Set task - Pick out every line in the data below that holds "name".

Given entries -
□ □ □ □ □ □ □

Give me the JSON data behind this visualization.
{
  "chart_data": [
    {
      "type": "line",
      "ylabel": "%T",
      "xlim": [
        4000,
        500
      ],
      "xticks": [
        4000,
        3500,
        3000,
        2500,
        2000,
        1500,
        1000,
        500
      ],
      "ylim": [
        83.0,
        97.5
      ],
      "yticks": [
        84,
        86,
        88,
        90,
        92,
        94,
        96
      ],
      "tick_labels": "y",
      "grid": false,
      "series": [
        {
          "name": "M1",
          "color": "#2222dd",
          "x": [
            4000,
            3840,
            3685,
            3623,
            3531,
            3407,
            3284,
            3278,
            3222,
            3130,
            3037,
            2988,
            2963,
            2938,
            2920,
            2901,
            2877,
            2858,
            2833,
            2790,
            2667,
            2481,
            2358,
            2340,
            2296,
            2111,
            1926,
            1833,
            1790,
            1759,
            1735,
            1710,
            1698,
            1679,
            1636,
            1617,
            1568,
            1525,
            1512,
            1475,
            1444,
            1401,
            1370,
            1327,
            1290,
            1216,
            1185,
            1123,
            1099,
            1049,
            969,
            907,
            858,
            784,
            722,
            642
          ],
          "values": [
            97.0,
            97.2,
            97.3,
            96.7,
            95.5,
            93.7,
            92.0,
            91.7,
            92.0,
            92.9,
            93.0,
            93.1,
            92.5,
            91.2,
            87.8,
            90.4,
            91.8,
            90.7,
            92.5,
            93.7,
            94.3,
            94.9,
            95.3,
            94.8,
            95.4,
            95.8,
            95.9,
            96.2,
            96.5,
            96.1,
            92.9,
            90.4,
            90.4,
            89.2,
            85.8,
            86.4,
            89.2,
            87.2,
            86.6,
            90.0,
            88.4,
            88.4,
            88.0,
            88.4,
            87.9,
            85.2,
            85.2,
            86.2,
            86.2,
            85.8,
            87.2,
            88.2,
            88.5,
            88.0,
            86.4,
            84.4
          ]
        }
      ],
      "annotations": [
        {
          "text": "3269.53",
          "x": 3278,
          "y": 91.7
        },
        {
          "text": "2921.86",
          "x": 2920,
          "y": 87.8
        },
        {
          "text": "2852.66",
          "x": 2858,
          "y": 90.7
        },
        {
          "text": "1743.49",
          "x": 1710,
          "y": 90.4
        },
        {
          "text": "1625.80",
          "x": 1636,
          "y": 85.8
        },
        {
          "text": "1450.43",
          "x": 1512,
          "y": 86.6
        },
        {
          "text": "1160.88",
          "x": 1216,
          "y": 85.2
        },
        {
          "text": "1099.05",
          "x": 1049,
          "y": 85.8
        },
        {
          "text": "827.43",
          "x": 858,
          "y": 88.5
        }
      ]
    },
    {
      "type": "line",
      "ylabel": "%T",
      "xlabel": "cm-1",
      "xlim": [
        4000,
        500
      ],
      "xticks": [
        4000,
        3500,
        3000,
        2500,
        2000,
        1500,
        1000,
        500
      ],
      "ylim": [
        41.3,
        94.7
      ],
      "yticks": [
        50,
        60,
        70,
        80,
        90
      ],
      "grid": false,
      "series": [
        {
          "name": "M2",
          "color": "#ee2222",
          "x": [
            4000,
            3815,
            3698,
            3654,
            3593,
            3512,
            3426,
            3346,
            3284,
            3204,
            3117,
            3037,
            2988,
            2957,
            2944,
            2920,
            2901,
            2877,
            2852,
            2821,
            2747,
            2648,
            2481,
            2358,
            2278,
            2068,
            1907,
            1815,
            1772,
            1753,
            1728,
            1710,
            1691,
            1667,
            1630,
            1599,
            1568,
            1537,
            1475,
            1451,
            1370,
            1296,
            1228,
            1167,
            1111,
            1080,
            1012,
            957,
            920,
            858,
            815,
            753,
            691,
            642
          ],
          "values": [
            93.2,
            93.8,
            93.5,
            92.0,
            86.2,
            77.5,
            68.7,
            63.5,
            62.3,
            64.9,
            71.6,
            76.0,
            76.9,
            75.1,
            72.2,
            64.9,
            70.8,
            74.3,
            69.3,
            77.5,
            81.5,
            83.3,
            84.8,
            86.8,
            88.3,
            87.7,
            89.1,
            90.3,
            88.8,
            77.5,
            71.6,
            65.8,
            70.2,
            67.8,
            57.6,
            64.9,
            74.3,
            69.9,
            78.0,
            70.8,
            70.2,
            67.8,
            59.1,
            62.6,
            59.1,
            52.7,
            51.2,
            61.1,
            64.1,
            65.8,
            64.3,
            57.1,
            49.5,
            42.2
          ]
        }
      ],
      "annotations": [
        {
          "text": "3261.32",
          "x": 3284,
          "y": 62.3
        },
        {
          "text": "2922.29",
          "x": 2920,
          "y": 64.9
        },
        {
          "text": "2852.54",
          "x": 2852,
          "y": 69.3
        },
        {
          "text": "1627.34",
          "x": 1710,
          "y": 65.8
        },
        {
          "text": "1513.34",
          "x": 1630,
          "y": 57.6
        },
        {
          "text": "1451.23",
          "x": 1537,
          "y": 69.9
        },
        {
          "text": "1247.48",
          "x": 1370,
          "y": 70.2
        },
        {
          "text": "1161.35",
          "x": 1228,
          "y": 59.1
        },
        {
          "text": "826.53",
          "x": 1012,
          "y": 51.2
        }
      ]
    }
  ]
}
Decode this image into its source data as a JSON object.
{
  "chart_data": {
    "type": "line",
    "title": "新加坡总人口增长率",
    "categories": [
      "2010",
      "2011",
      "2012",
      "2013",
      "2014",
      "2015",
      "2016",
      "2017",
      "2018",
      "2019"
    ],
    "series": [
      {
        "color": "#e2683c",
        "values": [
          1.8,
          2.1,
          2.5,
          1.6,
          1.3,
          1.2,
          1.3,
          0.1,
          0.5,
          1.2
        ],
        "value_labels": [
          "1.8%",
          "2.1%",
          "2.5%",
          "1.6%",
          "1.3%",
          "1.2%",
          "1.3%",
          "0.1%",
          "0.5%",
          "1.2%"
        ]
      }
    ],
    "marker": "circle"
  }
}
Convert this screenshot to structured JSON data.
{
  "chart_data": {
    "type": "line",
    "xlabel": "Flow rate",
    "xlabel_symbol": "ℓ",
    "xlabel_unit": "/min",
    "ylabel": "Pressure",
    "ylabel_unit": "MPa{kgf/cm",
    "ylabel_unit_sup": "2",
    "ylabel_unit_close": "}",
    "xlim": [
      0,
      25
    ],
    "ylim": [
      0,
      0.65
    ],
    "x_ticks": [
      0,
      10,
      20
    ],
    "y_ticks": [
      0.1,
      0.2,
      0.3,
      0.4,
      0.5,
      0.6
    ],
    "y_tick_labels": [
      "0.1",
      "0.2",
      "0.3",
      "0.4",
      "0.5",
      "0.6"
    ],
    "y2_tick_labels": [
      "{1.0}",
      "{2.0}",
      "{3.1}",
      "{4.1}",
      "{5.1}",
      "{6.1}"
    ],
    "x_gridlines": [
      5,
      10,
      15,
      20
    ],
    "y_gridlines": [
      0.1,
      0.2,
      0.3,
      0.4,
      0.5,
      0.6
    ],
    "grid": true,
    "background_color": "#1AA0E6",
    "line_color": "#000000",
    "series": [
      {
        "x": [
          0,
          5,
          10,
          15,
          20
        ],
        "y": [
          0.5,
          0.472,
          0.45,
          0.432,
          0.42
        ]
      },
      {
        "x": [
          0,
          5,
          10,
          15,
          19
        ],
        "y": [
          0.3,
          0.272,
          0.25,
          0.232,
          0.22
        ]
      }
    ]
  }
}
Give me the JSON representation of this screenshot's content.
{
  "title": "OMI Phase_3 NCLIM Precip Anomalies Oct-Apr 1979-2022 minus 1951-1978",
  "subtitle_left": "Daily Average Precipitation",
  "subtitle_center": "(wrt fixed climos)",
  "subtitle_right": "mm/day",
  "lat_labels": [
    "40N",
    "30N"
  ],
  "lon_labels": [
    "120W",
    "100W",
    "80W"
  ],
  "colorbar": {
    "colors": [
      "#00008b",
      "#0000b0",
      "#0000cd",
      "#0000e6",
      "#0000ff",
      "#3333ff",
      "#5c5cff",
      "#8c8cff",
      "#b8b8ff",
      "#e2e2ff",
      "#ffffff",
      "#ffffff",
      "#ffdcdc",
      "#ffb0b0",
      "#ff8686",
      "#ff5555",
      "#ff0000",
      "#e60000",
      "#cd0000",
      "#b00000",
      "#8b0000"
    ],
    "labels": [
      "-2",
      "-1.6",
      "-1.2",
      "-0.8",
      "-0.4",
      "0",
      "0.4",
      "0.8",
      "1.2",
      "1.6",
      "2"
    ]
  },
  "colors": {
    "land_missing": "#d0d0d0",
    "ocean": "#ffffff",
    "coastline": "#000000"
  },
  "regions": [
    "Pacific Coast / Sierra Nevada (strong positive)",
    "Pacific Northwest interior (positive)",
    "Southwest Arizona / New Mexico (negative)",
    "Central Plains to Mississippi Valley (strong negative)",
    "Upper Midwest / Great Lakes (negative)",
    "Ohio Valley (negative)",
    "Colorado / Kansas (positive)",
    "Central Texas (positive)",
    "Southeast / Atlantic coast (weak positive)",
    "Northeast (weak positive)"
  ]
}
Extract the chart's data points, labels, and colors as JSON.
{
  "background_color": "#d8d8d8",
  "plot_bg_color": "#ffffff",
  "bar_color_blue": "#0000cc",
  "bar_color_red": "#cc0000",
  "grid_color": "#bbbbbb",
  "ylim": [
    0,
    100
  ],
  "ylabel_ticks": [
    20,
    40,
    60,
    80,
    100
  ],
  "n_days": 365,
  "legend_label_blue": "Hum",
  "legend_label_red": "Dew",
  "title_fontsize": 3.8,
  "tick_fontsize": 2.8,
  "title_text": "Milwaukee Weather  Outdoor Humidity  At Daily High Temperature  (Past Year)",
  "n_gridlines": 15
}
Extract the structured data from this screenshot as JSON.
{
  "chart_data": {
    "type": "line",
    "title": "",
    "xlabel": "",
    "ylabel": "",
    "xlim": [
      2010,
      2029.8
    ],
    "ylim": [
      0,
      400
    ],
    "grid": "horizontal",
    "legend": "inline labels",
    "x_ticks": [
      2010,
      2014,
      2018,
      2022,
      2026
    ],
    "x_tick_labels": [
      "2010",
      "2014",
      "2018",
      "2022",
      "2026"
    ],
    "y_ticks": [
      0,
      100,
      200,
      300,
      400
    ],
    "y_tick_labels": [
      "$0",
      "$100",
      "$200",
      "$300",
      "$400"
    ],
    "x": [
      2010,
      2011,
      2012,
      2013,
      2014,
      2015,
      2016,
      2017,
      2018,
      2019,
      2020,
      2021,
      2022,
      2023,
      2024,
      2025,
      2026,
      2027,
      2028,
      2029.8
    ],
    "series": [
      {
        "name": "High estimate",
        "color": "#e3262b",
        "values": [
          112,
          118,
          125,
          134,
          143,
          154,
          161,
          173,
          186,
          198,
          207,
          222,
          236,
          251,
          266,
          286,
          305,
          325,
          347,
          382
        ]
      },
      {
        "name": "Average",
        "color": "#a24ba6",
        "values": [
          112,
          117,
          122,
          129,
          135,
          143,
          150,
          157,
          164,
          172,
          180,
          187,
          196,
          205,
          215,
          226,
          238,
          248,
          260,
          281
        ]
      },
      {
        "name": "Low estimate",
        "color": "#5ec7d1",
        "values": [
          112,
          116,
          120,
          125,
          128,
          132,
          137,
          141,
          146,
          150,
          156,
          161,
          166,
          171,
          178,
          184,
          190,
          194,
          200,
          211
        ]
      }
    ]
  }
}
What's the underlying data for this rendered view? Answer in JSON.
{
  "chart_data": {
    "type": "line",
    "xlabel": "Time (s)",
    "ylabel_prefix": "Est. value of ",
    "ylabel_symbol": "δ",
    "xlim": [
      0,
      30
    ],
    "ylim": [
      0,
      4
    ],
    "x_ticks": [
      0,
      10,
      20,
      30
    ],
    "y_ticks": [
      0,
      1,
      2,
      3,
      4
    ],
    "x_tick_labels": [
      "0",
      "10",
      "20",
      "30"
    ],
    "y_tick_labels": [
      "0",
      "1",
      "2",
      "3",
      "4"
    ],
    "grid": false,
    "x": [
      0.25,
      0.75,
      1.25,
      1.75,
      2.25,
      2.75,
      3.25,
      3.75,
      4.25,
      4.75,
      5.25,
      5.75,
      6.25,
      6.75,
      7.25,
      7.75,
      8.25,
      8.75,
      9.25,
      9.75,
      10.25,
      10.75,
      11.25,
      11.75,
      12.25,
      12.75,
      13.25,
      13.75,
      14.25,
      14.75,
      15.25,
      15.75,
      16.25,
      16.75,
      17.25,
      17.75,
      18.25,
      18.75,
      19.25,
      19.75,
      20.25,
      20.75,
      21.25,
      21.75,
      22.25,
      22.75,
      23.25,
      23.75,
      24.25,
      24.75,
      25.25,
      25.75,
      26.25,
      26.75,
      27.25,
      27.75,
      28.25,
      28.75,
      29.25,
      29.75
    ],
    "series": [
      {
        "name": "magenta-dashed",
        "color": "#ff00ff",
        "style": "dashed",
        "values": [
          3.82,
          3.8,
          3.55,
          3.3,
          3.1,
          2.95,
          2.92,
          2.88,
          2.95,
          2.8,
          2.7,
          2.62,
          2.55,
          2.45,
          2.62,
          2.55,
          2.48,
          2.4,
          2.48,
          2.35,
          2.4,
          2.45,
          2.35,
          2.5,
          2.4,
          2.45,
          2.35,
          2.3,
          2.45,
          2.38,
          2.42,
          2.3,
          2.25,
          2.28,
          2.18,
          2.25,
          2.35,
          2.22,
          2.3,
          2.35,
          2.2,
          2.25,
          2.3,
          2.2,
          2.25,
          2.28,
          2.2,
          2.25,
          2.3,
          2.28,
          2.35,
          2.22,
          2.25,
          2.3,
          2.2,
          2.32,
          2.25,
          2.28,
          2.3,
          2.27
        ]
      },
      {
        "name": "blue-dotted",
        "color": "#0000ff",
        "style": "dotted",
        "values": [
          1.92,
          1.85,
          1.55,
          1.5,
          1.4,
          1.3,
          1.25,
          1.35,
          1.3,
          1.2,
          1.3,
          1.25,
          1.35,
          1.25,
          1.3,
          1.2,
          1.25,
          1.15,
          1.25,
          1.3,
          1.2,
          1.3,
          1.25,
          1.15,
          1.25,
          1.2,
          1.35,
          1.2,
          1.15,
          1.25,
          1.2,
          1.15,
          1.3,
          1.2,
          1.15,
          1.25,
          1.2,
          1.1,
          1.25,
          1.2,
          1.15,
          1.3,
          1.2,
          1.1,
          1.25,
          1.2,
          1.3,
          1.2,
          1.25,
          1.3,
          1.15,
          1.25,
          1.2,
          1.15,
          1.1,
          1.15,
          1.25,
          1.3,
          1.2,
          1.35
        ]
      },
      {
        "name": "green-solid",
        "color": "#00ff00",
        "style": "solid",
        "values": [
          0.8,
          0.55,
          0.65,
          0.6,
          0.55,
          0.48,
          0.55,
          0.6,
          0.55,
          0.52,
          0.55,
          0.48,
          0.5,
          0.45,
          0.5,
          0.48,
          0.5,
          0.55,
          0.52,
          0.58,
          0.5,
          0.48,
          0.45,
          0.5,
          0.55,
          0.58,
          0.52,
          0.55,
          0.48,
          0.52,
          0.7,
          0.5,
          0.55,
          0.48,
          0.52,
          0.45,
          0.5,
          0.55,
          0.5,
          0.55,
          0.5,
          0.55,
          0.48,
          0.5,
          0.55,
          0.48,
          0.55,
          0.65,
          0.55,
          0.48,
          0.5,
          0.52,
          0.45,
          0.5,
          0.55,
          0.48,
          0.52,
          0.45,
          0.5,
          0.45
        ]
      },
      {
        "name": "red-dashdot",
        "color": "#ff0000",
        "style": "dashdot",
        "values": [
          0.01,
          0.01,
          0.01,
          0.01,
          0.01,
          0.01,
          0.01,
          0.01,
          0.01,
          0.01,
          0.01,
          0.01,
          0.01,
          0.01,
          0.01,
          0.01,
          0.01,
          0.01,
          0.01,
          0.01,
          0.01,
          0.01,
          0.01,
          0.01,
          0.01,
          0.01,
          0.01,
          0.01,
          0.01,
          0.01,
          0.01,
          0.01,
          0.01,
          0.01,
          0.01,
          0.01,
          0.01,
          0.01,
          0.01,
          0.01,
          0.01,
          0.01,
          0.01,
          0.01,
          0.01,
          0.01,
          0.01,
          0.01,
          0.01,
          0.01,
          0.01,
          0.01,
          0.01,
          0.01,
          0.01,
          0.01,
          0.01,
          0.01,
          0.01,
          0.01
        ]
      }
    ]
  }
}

□ □ □ □ □ □ □

Task result -
          "name": "M1",
          "name": "M2",
        "name": "High estimate",
        "name": "Average",
        "name": "Low estimate",
        "name": "magenta-dashed",
        "name": "blue-dotted",
        "name": "green-solid",
        "name": "red-dashdot",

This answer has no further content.